▶ DATASET CONTENT
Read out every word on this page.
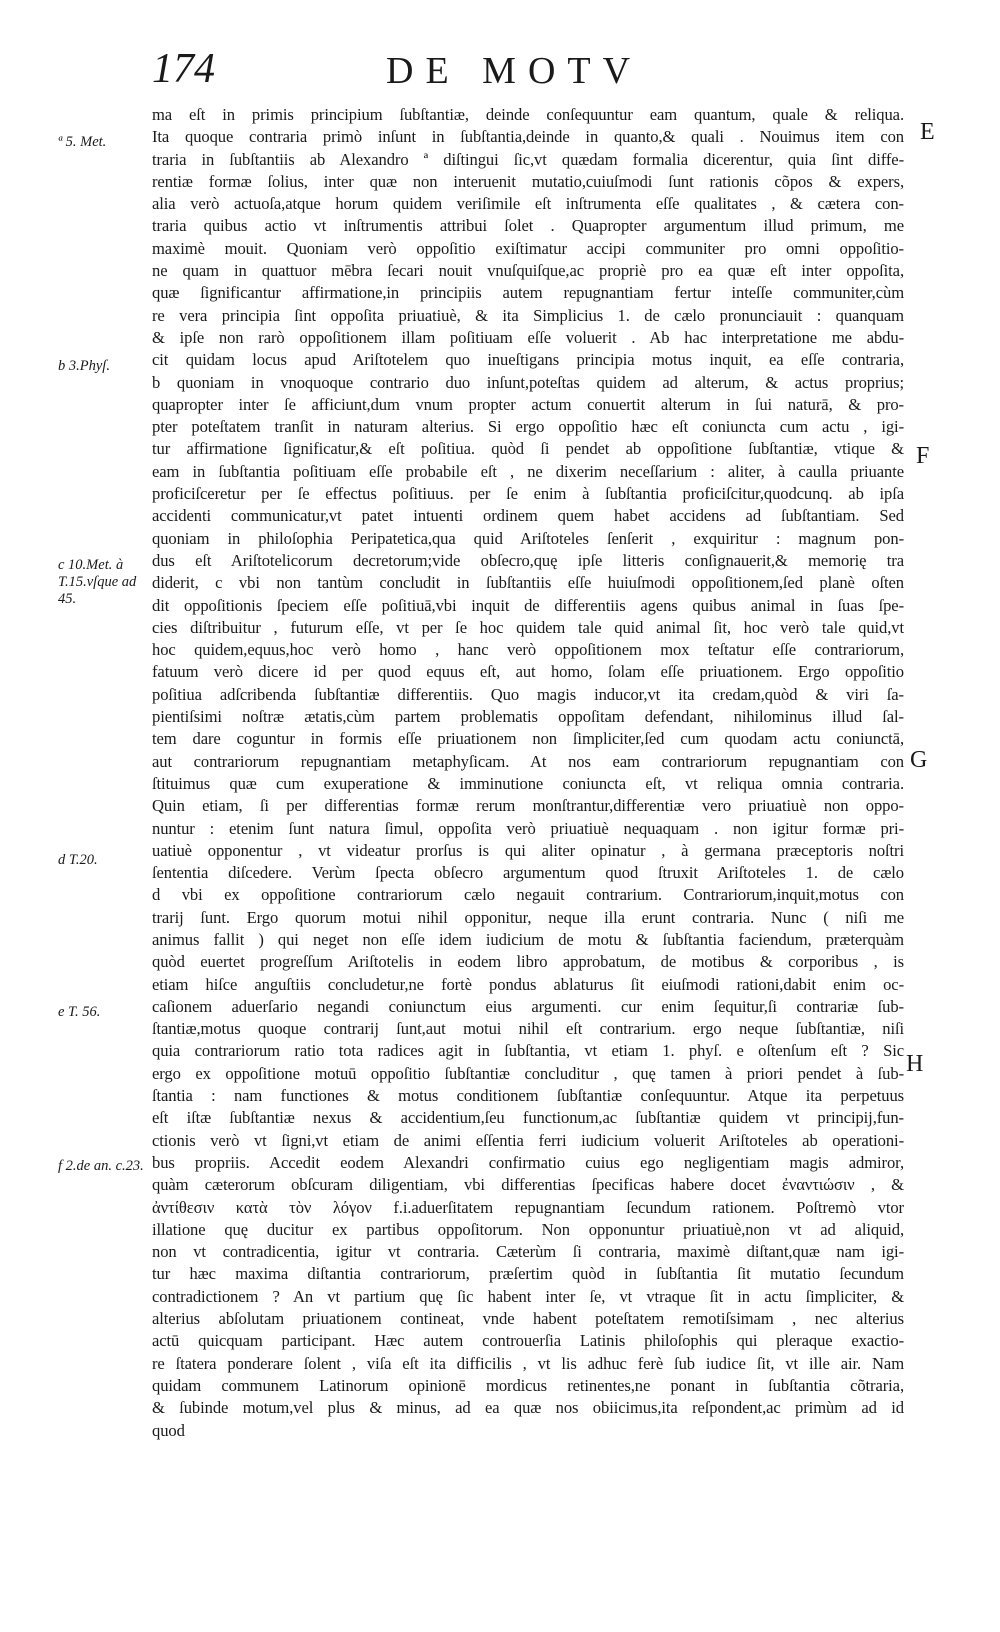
174	DE MOTV
ª 5. Met.
b 3.Phyſ.
c 10.Met. à T.15.vſque ad 45.
d T.20.
e T. 56.
f 2.de an. c.23.
E
F
G
H
ma eſt in primis principium ſubſtantiæ, deinde conſequuntur eam quantum, quale & reliqua.
Ita quoque contraria primò inſunt in ſubſtantia,deinde in quanto,& quali . Nouimus item con
traria in ſubſtantiis ab Alexandro ª diſtingui ſic,vt quædam formalia dicerentur, quia ſint diffe-
rentiæ formæ ſolius, inter quæ non interuenit mutatio,cuiuſmodi ſunt rationis cõpos & expers,
alia verò actuoſa,atque horum quidem veriſimile eſt inſtrumenta eſſe qualitates , & cætera con-
traria quibus actio vt inſtrumentis attribui ſolet . Quapropter argumentum illud primum, me
maximè mouit. Quoniam verò oppoſitio exiſtimatur accipi communiter pro omni oppoſitio-
ne quam in quattuor mēbra ſecari nouit vnuſquiſque,ac propriè pro ea quæ eſt inter oppoſita,
quæ ſignificantur affirmatione,in principiis autem repugnantiam fertur inteſſe communiter,cùm
re vera principia ſint oppoſita priuatiuè, & ita Simplicius 1. de cælo pronunciauit : quanquam
& ipſe non rarò oppoſitionem illam poſitiuam eſſe voluerit . Ab hac interpretatione me abdu-
cit quidam locus apud Ariſtotelem quo inueſtigans principia motus inquit, ea eſſe contraria,
b quoniam in vnoquoque contrario duo inſunt,poteſtas quidem ad alterum, & actus proprius;
quapropter inter ſe afficiunt,dum vnum propter actum conuertit alterum in ſui naturā, & pro-
pter poteſtatem tranſit in naturam alterius. Si ergo oppoſitio hæc eſt coniuncta cum actu , igi-
tur affirmatione ſignificatur,& eſt poſitiua. quòd ſi pendet ab oppoſitione ſubſtantiæ, vtique &
eam in ſubſtantia poſitiuam eſſe probabile eſt , ne dixerim neceſſarium : aliter, à caulla priuante
proficiſceretur per ſe effectus poſitiuus. per ſe enim à ſubſtantia proficiſcitur,quodcunq. ab ipſa
accidenti communicatur,vt patet intuenti ordinem quem habet accidens ad ſubſtantiam. Sed
quoniam in philoſophia Peripatetica,qua quid Ariſtoteles ſenſerit , exquiritur : magnum pon-
dus eſt Ariſtotelicorum decretorum;vide obſecro,quę ipſe litteris conſignauerit,& memorię tra
diderit, c vbi non tantùm concludit in ſubſtantiis eſſe huiuſmodi oppoſitionem,ſed planè oſten
dit oppoſitionis ſpeciem eſſe poſitiuā,vbi inquit de differentiis agens quibus animal in ſuas ſpe-
cies diſtribuitur , futurum eſſe, vt per ſe hoc quidem tale quid animal ſit, hoc verò tale quid,vt
hoc quidem,equus,hoc verò homo , hanc verò oppoſitionem mox teſtatur eſſe contrariorum,
fatuum verò dicere id per quod equus eſt, aut homo, ſolam eſſe priuationem. Ergo oppoſitio
poſitiua adſcribenda ſubſtantiæ differentiis. Quo magis inducor,vt ita credam,quòd & viri ſa-
pientiſsimi noſtræ ætatis,cùm partem problematis oppoſitam defendant, nihilominus illud ſal-
tem dare coguntur in formis eſſe priuationem non ſimpliciter,ſed cum quodam actu coniunctā,
aut contrariorum repugnantiam metaphyſicam. At nos eam contrariorum repugnantiam con
ſtituimus quæ cum exuperatione & imminutione coniuncta eſt, vt reliqua omnia contraria.
Quin etiam, ſi per differentias formæ rerum monſtrantur,differentiæ vero priuatiuè non oppo-
nuntur : etenim ſunt natura ſimul, oppoſita verò priuatiuè nequaquam . non igitur formæ pri-
uatiuè opponentur , vt videatur prorſus is qui aliter opinatur , à germana præceptoris noſtri
ſententia diſcedere. Verùm ſpecta obſecro argumentum quod ſtruxit Ariſtoteles 1. de cælo
d vbi ex oppoſitione contrariorum cælo negauit contrarium. Contrariorum,inquit,motus con
trarij ſunt. Ergo quorum motui nihil opponitur, neque illa erunt contraria. Nunc ( niſi me
animus fallit ) qui neget non eſſe idem iudicium de motu & ſubſtantia faciendum, præterquàm
quòd euertet progreſſum Ariſtotelis in eodem libro approbatum, de motibus & corporibus , is
etiam hiſce anguſtiis concludetur,ne fortè pondus ablaturus ſit eiuſmodi rationi,dabit enim oc-
caſionem aduerſario negandi coniunctum eius argumenti. cur enim ſequitur,ſi contrariæ ſub-
ſtantiæ,motus quoque contrarij ſunt,aut motui nihil eſt contrarium. ergo neque ſubſtantiæ, niſi
quia contrariorum ratio tota radices agit in ſubſtantia, vt etiam 1. phyſ. e oſtenſum eſt ? Sic
ergo ex oppoſitione motuū oppoſitio ſubſtantiæ concluditur , quę tamen à priori pendet à ſub-
ſtantia : nam functiones & motus conditionem ſubſtantiæ conſequuntur. Atque ita perpetuus
eſt iſtæ ſubſtantiæ nexus & accidentium,ſeu functionum,ac ſubſtantiæ quidem vt principij,fun-
ctionis verò vt ſigni,vt etiam de animi eſſentia ferri iudicium voluerit Ariſtoteles ab operationi-
bus propriis. Accedit eodem Alexandri confirmatio cuius ego negligentiam magis admiror,
quàm cæterorum obſcuram diligentiam, vbi differentias ſpecificas habere docet ἐναντιώσιν , &
ἀντίθεσιν κατὰ τὸν λόγον f.i.aduerſitatem repugnantiam ſecundum rationem. Poſtremò vtor
illatione quę ducitur ex partibus oppoſitorum. Non opponuntur priuatiuè,non vt ad aliquid,
non vt contradicentia, igitur vt contraria. Cæterùm ſi contraria, maximè diſtant,quæ nam igi-
tur hæc maxima diſtantia contrariorum, præſertim quòd in ſubſtantia ſit mutatio ſecundum
contradictionem ? An vt partium quę ſic habent inter ſe, vt vtraque ſit in actu ſimpliciter, &
alterius abſolutam priuationem contineat, vnde habent poteſtatem remotiſsimam , nec alterius
actū quicquam participant. Hæc autem controuerſia Latinis philoſophis qui pleraque exactio-
re ſtatera ponderare ſolent , viſa eſt ita difficilis , vt lis adhuc ferè ſub iudice ſit, vt ille air. Nam
quidam communem Latinorum opinionē mordicus retinentes,ne ponant in ſubſtantia cõtraria,
& ſubinde motum,vel plus & minus, ad ea quæ nos obiicimus,ita reſpondent,ac primùm ad id
quod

▶ TASK INSTRUCTIONS
Where a line above includes "cælo", copy that line.

▶ COMPLETE OUTPUT
re vera principia ſint oppoſita priuatiuè, & ita Simplicius 1. de cælo pronunciauit : quanquam
ſententia diſcedere. Verùm ſpecta obſecro argumentum quod ſtruxit Ariſtoteles 1. de cælo
d vbi ex oppoſitione contrariorum cælo negauit contrarium. Contrariorum,inquit,motus con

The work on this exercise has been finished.